The request ::
Return every line of the records below verbatim, with no pictures in the copy.

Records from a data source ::
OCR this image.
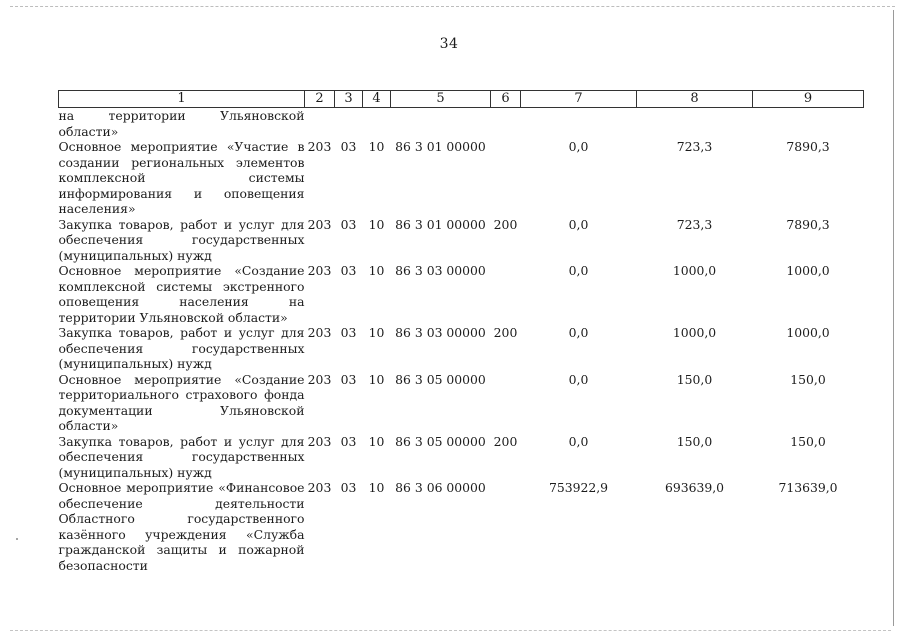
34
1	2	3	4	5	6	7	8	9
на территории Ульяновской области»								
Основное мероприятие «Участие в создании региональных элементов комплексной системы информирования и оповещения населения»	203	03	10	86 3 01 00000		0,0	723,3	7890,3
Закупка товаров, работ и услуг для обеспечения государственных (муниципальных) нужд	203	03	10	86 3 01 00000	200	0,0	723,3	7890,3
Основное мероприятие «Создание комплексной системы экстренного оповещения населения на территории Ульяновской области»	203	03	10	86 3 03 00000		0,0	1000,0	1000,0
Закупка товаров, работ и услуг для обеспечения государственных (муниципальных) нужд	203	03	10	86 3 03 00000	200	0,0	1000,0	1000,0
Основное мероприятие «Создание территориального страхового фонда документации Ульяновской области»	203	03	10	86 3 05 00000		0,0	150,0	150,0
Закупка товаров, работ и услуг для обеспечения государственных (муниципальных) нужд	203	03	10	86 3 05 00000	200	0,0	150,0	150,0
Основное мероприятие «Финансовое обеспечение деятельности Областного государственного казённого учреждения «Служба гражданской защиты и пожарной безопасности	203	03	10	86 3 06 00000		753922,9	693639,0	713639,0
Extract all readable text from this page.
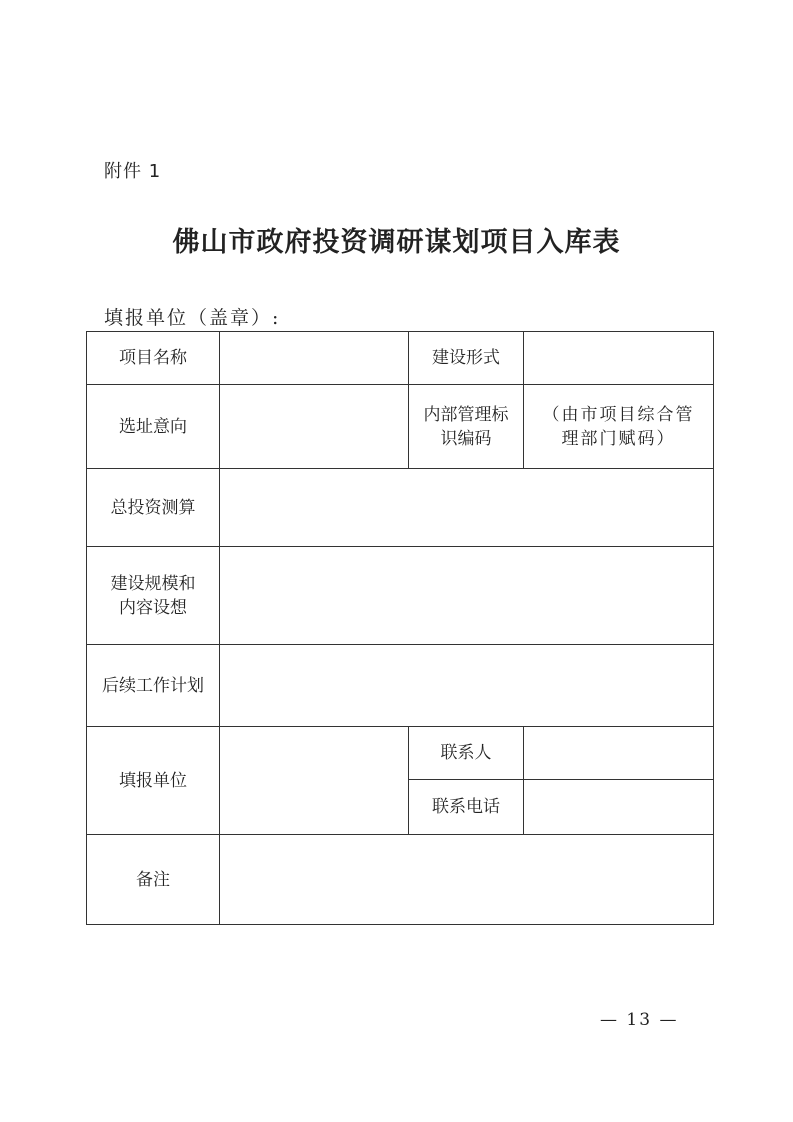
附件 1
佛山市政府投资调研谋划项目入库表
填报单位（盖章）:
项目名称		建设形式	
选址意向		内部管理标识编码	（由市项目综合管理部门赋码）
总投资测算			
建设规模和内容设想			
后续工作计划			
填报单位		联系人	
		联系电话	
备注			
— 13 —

Task result ::
OCR this image.
34
1	2	3	4	5	6	7	8	9
на территории Ульяновской области»								
Основное мероприятие «Участие в создании региональных элементов комплексной системы информирования и оповещения населения»	203	03	10	86 3 01 00000		0,0	723,3	7890,3
Закупка товаров, работ и услуг для обеспечения государственных (муниципальных) нужд	203	03	10	86 3 01 00000	200	0,0	723,3	7890,3
Основное мероприятие «Создание комплексной системы экстренного оповещения населения на территории Ульяновской области»	203	03	10	86 3 03 00000		0,0	1000,0	1000,0
Закупка товаров, работ и услуг для обеспечения государственных (муниципальных) нужд	203	03	10	86 3 03 00000	200	0,0	1000,0	1000,0
Основное мероприятие «Создание территориального страхового фонда документации Ульяновской области»	203	03	10	86 3 05 00000		0,0	150,0	150,0
Закупка товаров, работ и услуг для обеспечения государственных (муниципальных) нужд	203	03	10	86 3 05 00000	200	0,0	150,0	150,0
Основное мероприятие «Финансовое обеспечение деятельности Областного государственного казённого учреждения «Служба гражданской защиты и пожарной безопасности	203	03	10	86 3 06 00000		753922,9	693639,0	713639,0
Extract all readable text from this page.
附件 1
佛山市政府投资调研谋划项目入库表
填报单位（盖章）:
项目名称		建设形式	
选址意向		内部管理标识编码	（由市项目综合管理部门赋码）
总投资测算			
建设规模和内容设想			
后续工作计划			
填报单位		联系人	
		联系电话	
备注			
— 13 —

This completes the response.